## START Records to process

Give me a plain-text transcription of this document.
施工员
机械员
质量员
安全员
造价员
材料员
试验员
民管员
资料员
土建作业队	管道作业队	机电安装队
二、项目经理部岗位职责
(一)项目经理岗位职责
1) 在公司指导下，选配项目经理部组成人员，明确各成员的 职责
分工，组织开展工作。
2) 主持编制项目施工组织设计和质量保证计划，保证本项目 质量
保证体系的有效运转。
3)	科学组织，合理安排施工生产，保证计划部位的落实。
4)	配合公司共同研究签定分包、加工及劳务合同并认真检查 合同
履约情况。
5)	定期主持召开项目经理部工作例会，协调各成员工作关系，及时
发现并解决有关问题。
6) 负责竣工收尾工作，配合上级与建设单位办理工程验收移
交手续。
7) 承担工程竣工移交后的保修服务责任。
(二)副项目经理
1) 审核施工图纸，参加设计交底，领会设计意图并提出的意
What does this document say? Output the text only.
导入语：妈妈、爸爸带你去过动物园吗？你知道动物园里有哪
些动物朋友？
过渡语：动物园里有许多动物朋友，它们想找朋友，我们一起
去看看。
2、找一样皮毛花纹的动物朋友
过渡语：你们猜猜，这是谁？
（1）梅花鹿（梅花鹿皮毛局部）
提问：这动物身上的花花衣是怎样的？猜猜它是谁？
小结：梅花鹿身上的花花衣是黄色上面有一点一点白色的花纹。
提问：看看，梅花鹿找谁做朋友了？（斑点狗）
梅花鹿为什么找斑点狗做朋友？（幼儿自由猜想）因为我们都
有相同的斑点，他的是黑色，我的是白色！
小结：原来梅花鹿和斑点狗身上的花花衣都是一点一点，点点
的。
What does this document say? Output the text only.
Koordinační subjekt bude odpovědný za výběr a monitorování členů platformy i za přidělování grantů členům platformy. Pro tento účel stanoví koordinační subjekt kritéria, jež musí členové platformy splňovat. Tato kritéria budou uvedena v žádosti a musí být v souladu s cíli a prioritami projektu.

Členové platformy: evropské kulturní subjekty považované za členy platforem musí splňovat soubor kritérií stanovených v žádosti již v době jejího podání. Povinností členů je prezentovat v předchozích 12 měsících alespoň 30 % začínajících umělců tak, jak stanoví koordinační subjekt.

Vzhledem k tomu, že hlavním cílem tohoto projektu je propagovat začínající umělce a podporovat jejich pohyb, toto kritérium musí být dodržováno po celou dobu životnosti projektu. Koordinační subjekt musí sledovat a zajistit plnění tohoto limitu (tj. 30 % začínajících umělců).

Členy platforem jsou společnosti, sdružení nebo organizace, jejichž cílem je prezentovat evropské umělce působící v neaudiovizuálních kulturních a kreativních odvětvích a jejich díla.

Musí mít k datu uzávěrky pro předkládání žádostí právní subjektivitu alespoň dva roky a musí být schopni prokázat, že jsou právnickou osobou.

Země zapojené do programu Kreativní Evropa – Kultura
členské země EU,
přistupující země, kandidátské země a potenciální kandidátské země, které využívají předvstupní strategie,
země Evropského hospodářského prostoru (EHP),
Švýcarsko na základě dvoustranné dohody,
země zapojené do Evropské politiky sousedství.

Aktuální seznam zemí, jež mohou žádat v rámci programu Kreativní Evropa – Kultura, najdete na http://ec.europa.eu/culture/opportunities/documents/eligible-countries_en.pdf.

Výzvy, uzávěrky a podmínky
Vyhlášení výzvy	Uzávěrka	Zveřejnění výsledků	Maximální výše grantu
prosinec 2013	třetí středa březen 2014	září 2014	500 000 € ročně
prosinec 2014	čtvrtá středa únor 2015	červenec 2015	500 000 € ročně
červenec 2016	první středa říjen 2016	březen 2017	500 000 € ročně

## END Records to process

- [Your goal] Can you reproduce all the material exactly?

- [Result]
Give me a plain-text transcription of this document.
施工员
机械员
质量员
安全员
造价员
材料员
试验员
民管员
资料员
土建作业队	管道作业队	机电安装队
二、项目经理部岗位职责
(一)项目经理岗位职责
1) 在公司指导下，选配项目经理部组成人员，明确各成员的 职责
分工，组织开展工作。
2) 主持编制项目施工组织设计和质量保证计划，保证本项目 质量
保证体系的有效运转。
3)	科学组织，合理安排施工生产，保证计划部位的落实。
4)	配合公司共同研究签定分包、加工及劳务合同并认真检查 合同
履约情况。
5)	定期主持召开项目经理部工作例会，协调各成员工作关系，及时
发现并解决有关问题。
6) 负责竣工收尾工作，配合上级与建设单位办理工程验收移
交手续。
7) 承担工程竣工移交后的保修服务责任。
(二)副项目经理
1) 审核施工图纸，参加设计交底，领会设计意图并提出的意
What does this document say? Output the text only.
导入语：妈妈、爸爸带你去过动物园吗？你知道动物园里有哪
些动物朋友？
过渡语：动物园里有许多动物朋友，它们想找朋友，我们一起
去看看。
2、找一样皮毛花纹的动物朋友
过渡语：你们猜猜，这是谁？
（1）梅花鹿（梅花鹿皮毛局部）
提问：这动物身上的花花衣是怎样的？猜猜它是谁？
小结：梅花鹿身上的花花衣是黄色上面有一点一点白色的花纹。
提问：看看，梅花鹿找谁做朋友了？（斑点狗）
梅花鹿为什么找斑点狗做朋友？（幼儿自由猜想）因为我们都
有相同的斑点，他的是黑色，我的是白色！
小结：原来梅花鹿和斑点狗身上的花花衣都是一点一点，点点
的。
What does this document say? Output the text only.
Koordinační subjekt bude odpovědný za výběr a monitorování členů platformy i za přidělování grantů členům platformy. Pro tento účel stanoví koordinační subjekt kritéria, jež musí členové platformy splňovat. Tato kritéria budou uvedena v žádosti a musí být v souladu s cíli a prioritami projektu.

Členové platformy: evropské kulturní subjekty považované za členy platforem musí splňovat soubor kritérií stanovených v žádosti již v době jejího podání. Povinností členů je prezentovat v předchozích 12 měsících alespoň 30 % začínajících umělců tak, jak stanoví koordinační subjekt.

Vzhledem k tomu, že hlavním cílem tohoto projektu je propagovat začínající umělce a podporovat jejich pohyb, toto kritérium musí být dodržováno po celou dobu životnosti projektu. Koordinační subjekt musí sledovat a zajistit plnění tohoto limitu (tj. 30 % začínajících umělců).

Členy platforem jsou společnosti, sdružení nebo organizace, jejichž cílem je prezentovat evropské umělce působící v neaudiovizuálních kulturních a kreativních odvětvích a jejich díla.

Musí mít k datu uzávěrky pro předkládání žádostí právní subjektivitu alespoň dva roky a musí být schopni prokázat, že jsou právnickou osobou.

Země zapojené do programu Kreativní Evropa – Kultura
členské země EU,
přistupující země, kandidátské země a potenciální kandidátské země, které využívají předvstupní strategie,
země Evropského hospodářského prostoru (EHP),
Švýcarsko na základě dvoustranné dohody,
země zapojené do Evropské politiky sousedství.

Aktuální seznam zemí, jež mohou žádat v rámci programu Kreativní Evropa – Kultura, najdete na http://ec.europa.eu/culture/opportunities/documents/eligible-countries_en.pdf.

Výzvy, uzávěrky a podmínky
Vyhlášení výzvy	Uzávěrka	Zveřejnění výsledků	Maximální výše grantu
prosinec 2013	třetí středa březen 2014	září 2014	500 000 € ročně
prosinec 2014	čtvrtá středa únor 2015	červenec 2015	500 000 € ročně
červenec 2016	první středa říjen 2016	březen 2017	500 000 € ročně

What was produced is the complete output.